■ **Your objective**: Each entry must appear again exactly as it does in the source.

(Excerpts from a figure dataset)

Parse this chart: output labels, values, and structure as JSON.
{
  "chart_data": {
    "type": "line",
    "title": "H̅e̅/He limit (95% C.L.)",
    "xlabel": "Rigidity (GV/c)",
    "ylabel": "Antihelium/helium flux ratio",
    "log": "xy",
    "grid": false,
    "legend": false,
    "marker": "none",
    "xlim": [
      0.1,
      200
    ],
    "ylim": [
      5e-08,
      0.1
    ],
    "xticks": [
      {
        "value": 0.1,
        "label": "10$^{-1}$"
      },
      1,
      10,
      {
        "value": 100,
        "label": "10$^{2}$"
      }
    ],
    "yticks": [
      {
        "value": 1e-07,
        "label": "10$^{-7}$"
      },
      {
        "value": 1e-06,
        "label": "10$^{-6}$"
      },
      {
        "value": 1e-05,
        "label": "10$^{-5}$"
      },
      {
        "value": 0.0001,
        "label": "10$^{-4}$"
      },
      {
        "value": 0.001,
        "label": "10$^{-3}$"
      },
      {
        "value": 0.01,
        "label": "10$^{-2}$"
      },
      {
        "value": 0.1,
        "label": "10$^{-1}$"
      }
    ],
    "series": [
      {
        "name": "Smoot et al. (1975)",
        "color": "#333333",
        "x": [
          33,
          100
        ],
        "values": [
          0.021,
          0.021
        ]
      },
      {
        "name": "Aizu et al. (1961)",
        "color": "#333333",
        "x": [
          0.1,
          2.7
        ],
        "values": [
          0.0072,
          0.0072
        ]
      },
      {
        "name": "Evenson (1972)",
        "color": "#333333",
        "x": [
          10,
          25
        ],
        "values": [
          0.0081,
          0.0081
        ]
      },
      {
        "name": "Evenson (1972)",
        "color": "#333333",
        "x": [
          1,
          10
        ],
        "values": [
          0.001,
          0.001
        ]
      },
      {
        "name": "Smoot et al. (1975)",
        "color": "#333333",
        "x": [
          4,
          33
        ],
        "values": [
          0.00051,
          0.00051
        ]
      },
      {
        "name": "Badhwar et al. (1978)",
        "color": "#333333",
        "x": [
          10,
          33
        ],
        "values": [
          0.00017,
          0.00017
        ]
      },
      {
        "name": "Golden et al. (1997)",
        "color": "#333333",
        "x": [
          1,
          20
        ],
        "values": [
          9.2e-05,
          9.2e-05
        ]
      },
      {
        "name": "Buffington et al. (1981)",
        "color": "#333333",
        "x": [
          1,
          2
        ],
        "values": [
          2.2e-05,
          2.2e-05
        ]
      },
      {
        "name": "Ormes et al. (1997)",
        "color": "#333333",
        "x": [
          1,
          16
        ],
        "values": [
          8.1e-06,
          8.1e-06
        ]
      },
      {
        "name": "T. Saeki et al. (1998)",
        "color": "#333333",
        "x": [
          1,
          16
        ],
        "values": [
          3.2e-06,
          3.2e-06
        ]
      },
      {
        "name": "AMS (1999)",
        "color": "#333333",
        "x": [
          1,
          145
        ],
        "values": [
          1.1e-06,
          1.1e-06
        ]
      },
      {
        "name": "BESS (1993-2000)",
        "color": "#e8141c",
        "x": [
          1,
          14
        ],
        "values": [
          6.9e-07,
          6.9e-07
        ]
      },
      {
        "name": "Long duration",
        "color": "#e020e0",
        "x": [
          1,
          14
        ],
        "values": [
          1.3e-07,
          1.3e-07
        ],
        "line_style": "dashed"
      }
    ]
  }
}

■ **Answer for this exercise**:
Parse this chart: output labels, values, and structure as JSON.
{
  "chart_data": {
    "type": "line",
    "title": "H̅e̅/He limit (95% C.L.)",
    "xlabel": "Rigidity (GV/c)",
    "ylabel": "Antihelium/helium flux ratio",
    "log": "xy",
    "grid": false,
    "legend": false,
    "marker": "none",
    "xlim": [
      0.1,
      200
    ],
    "ylim": [
      5e-08,
      0.1
    ],
    "xticks": [
      {
        "value": 0.1,
        "label": "10$^{-1}$"
      },
      1,
      10,
      {
        "value": 100,
        "label": "10$^{2}$"
      }
    ],
    "yticks": [
      {
        "value": 1e-07,
        "label": "10$^{-7}$"
      },
      {
        "value": 1e-06,
        "label": "10$^{-6}$"
      },
      {
        "value": 1e-05,
        "label": "10$^{-5}$"
      },
      {
        "value": 0.0001,
        "label": "10$^{-4}$"
      },
      {
        "value": 0.001,
        "label": "10$^{-3}$"
      },
      {
        "value": 0.01,
        "label": "10$^{-2}$"
      },
      {
        "value": 0.1,
        "label": "10$^{-1}$"
      }
    ],
    "series": [
      {
        "name": "Smoot et al. (1975)",
        "color": "#333333",
        "x": [
          33,
          100
        ],
        "values": [
          0.021,
          0.021
        ]
      },
      {
        "name": "Aizu et al. (1961)",
        "color": "#333333",
        "x": [
          0.1,
          2.7
        ],
        "values": [
          0.0072,
          0.0072
        ]
      },
      {
        "name": "Evenson (1972)",
        "color": "#333333",
        "x": [
          10,
          25
        ],
        "values": [
          0.0081,
          0.0081
        ]
      },
      {
        "name": "Evenson (1972)",
        "color": "#333333",
        "x": [
          1,
          10
        ],
        "values": [
          0.001,
          0.001
        ]
      },
      {
        "name": "Smoot et al. (1975)",
        "color": "#333333",
        "x": [
          4,
          33
        ],
        "values": [
          0.00051,
          0.00051
        ]
      },
      {
        "name": "Badhwar et al. (1978)",
        "color": "#333333",
        "x": [
          10,
          33
        ],
        "values": [
          0.00017,
          0.00017
        ]
      },
      {
        "name": "Golden et al. (1997)",
        "color": "#333333",
        "x": [
          1,
          20
        ],
        "values": [
          9.2e-05,
          9.2e-05
        ]
      },
      {
        "name": "Buffington et al. (1981)",
        "color": "#333333",
        "x": [
          1,
          2
        ],
        "values": [
          2.2e-05,
          2.2e-05
        ]
      },
      {
        "name": "Ormes et al. (1997)",
        "color": "#333333",
        "x": [
          1,
          16
        ],
        "values": [
          8.1e-06,
          8.1e-06
        ]
      },
      {
        "name": "T. Saeki et al. (1998)",
        "color": "#333333",
        "x": [
          1,
          16
        ],
        "values": [
          3.2e-06,
          3.2e-06
        ]
      },
      {
        "name": "AMS (1999)",
        "color": "#333333",
        "x": [
          1,
          145
        ],
        "values": [
          1.1e-06,
          1.1e-06
        ]
      },
      {
        "name": "BESS (1993-2000)",
        "color": "#e8141c",
        "x": [
          1,
          14
        ],
        "values": [
          6.9e-07,
          6.9e-07
        ]
      },
      {
        "name": "Long duration",
        "color": "#e020e0",
        "x": [
          1,
          14
        ],
        "values": [
          1.3e-07,
          1.3e-07
        ],
        "line_style": "dashed"
      }
    ]
  }
}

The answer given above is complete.